Available records start

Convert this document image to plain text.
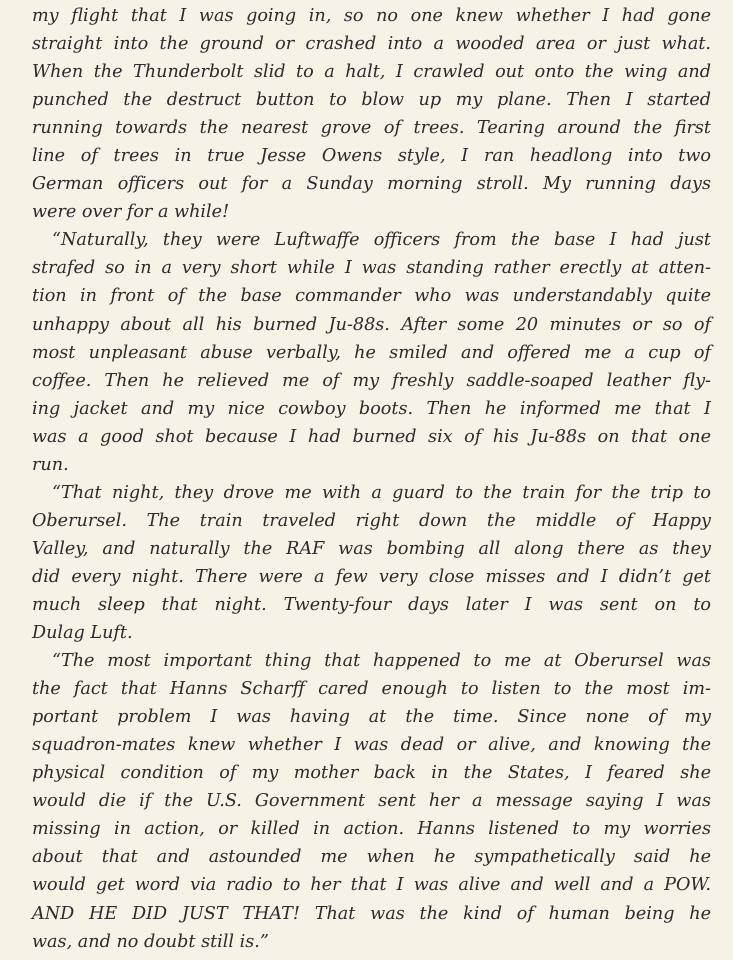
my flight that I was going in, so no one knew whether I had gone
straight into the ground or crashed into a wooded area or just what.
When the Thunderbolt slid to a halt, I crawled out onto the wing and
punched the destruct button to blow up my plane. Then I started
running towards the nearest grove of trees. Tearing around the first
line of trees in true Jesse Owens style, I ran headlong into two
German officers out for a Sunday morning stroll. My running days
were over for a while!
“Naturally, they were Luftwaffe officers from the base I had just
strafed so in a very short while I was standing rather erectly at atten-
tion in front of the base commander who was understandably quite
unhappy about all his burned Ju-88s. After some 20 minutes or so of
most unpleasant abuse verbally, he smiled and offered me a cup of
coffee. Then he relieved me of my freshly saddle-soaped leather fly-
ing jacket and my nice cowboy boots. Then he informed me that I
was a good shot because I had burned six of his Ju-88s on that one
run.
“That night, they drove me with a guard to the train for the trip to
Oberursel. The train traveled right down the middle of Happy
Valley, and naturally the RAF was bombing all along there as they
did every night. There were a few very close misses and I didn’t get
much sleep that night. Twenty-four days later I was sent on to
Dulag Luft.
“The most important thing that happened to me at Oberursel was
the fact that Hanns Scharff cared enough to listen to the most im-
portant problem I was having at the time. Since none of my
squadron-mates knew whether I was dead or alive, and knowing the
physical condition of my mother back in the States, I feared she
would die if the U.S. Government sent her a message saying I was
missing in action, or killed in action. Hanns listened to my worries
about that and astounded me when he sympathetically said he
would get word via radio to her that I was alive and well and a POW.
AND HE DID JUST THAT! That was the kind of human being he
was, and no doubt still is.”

Available records end
Available records start

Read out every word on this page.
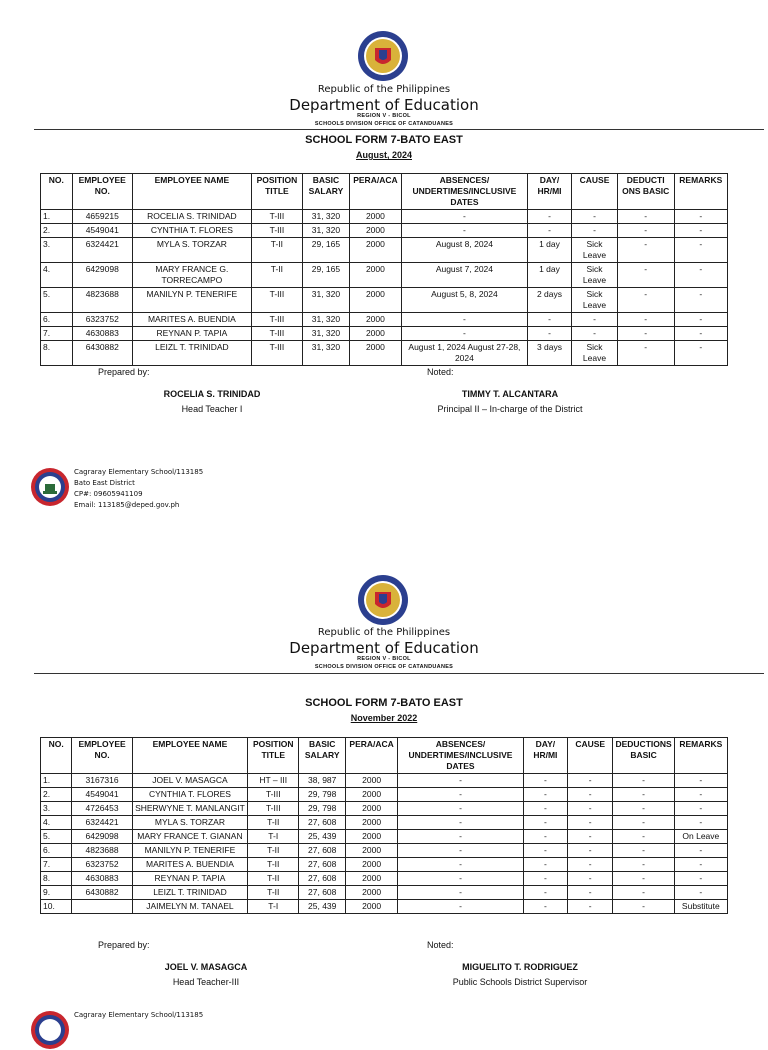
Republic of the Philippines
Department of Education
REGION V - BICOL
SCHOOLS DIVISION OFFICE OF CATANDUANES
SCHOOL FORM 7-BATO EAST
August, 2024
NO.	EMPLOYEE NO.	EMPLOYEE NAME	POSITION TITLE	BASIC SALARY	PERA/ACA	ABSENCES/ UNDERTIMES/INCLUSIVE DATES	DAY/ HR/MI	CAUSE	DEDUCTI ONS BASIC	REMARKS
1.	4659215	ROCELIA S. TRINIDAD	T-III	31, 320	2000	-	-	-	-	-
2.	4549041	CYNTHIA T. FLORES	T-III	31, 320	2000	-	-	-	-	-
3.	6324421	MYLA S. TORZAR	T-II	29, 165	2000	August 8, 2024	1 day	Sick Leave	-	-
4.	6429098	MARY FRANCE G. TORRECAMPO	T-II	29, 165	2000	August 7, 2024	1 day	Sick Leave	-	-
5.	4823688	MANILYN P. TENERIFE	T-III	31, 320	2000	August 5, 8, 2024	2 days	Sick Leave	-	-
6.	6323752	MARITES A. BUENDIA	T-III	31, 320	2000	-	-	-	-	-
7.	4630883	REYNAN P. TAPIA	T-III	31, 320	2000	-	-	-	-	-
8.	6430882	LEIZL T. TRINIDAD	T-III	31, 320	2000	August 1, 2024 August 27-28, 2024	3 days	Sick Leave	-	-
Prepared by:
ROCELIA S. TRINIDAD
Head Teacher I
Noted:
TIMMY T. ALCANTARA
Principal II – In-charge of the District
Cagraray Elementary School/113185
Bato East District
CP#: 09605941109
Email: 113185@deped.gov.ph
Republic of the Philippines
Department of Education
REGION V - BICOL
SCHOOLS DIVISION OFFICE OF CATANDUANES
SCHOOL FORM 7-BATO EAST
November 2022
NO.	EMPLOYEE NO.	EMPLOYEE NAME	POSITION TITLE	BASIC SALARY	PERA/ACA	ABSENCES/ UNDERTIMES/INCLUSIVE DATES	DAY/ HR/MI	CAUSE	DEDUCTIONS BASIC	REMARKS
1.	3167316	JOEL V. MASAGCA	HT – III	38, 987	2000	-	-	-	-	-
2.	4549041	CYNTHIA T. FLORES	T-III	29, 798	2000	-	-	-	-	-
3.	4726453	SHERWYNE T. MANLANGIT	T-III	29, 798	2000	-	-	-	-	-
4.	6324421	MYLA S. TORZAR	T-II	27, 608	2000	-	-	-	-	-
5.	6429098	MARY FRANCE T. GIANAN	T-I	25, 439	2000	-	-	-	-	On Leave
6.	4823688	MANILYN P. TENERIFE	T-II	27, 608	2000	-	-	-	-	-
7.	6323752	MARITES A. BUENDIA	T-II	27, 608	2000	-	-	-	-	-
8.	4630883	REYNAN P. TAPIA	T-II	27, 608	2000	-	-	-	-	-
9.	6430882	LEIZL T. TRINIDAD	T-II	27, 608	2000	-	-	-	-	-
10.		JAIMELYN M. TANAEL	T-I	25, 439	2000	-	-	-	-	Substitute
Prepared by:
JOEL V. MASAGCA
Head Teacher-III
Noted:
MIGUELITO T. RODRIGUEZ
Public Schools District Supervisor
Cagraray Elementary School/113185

Available records end

§ **Problem description**
Identify and copy lines that hold the string "FRANCE".

§ **Task response**
4.	6429098	MARY FRANCE G. TORRECAMPO	T-II	29, 165	2000	August 7, 2024	1 day	Sick Leave	-	-
5.	6429098	MARY FRANCE T. GIANAN	T-I	25, 439	2000	-	-	-	-	On Leave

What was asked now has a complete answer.